Exercise brief
Find all the lines with "color" and gather them.

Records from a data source
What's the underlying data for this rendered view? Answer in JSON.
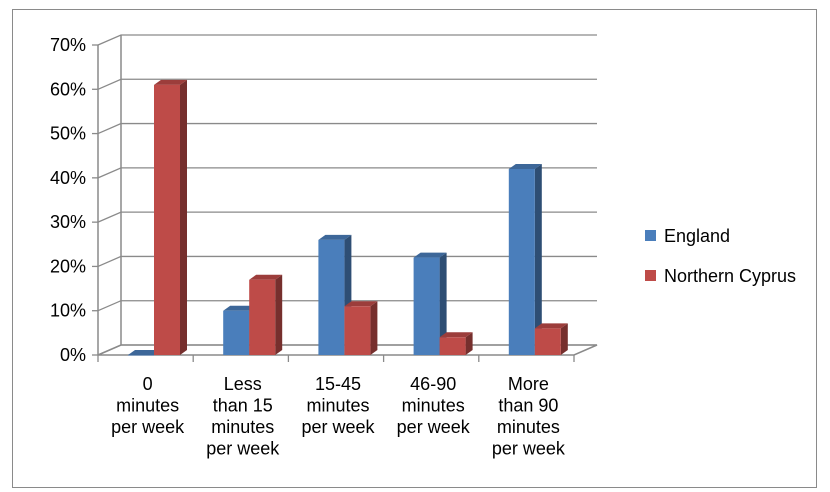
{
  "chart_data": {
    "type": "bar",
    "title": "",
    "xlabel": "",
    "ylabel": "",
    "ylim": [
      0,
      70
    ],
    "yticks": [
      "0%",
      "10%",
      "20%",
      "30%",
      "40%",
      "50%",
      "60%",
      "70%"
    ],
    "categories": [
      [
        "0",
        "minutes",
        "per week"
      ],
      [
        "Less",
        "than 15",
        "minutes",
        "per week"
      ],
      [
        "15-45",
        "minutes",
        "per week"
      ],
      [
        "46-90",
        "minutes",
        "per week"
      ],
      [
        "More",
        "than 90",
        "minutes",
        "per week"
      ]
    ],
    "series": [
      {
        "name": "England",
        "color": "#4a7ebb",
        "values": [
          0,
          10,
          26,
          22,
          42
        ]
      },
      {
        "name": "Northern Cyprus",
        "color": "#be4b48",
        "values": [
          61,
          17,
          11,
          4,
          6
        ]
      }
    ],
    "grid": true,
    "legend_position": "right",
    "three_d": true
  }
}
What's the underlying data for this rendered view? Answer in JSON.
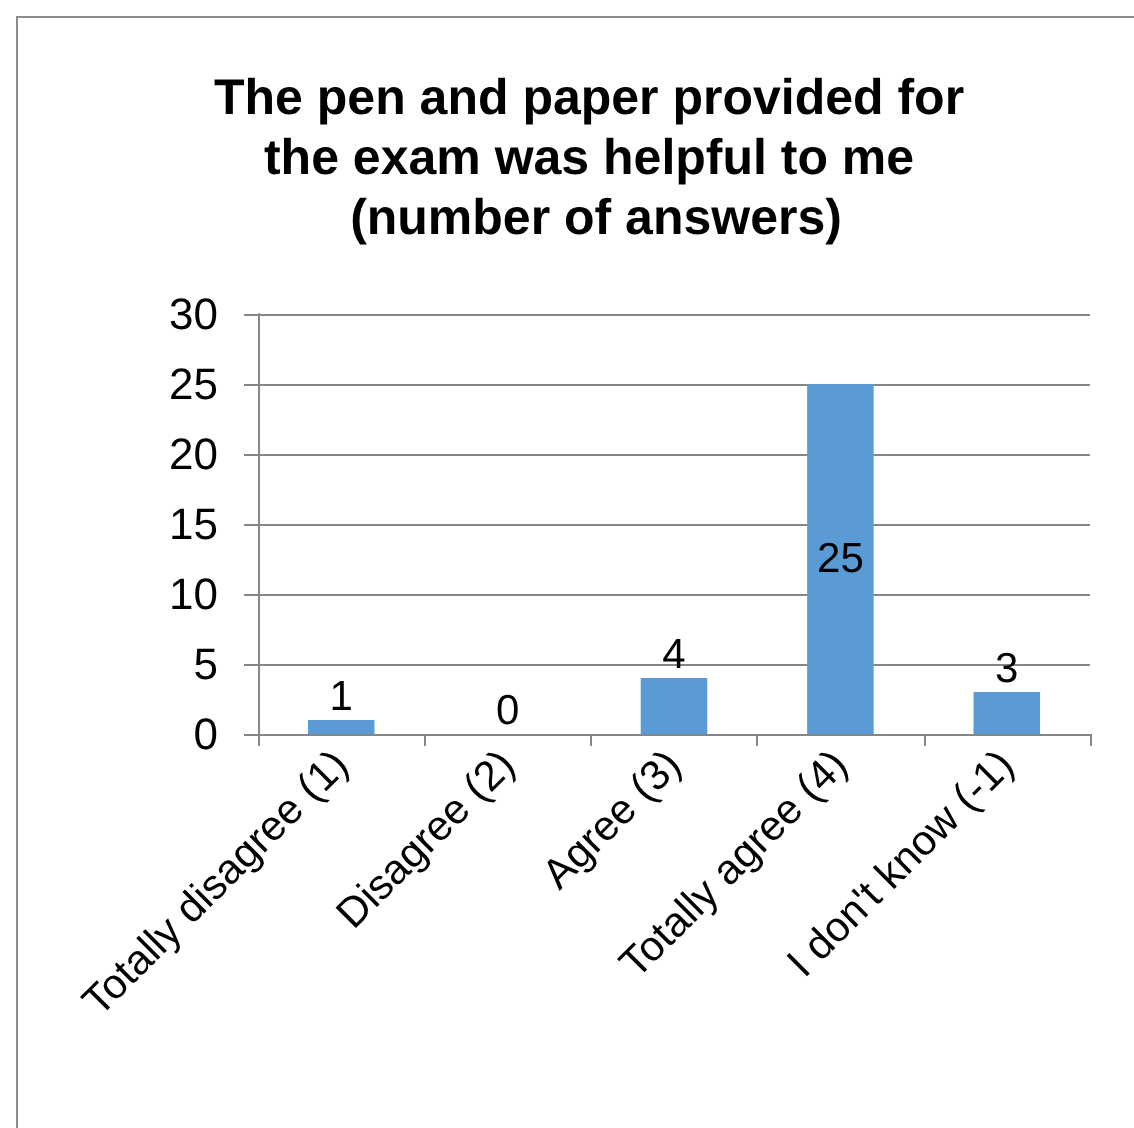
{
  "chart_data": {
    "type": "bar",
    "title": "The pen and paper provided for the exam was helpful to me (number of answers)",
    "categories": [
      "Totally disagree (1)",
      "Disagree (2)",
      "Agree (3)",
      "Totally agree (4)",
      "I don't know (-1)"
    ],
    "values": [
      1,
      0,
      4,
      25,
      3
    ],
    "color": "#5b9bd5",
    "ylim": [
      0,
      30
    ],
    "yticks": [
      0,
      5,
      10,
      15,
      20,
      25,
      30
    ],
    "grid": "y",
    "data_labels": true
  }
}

---

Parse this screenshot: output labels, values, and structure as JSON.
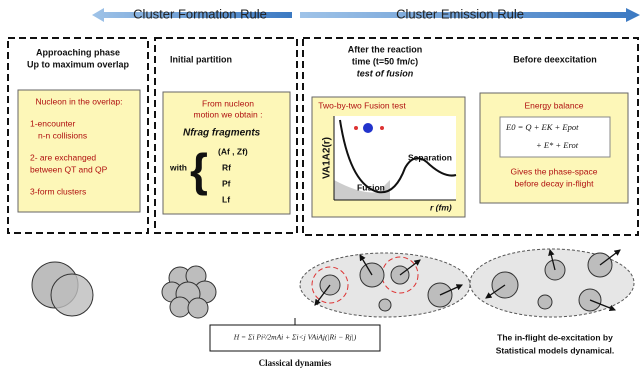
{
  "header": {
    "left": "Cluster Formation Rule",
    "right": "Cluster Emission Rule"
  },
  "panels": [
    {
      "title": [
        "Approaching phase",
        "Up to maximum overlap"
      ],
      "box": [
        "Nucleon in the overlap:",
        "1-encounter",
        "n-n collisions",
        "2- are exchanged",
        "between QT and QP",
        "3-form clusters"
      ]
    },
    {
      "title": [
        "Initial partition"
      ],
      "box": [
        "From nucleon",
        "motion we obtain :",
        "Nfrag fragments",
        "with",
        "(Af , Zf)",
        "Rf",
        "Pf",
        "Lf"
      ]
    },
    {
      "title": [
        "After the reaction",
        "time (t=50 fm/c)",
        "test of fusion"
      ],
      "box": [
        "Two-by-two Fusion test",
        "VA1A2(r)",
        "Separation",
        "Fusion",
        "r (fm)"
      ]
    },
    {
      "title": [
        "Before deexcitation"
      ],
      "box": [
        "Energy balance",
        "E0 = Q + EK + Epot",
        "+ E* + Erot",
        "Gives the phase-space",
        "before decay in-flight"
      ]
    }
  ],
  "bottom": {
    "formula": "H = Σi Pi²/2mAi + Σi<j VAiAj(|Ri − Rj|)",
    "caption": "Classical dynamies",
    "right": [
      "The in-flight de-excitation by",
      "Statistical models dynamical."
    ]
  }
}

Written reply
        "color": "#4a7ebb",
        "color": "#be4b48",
    "color": "#5b9bd5",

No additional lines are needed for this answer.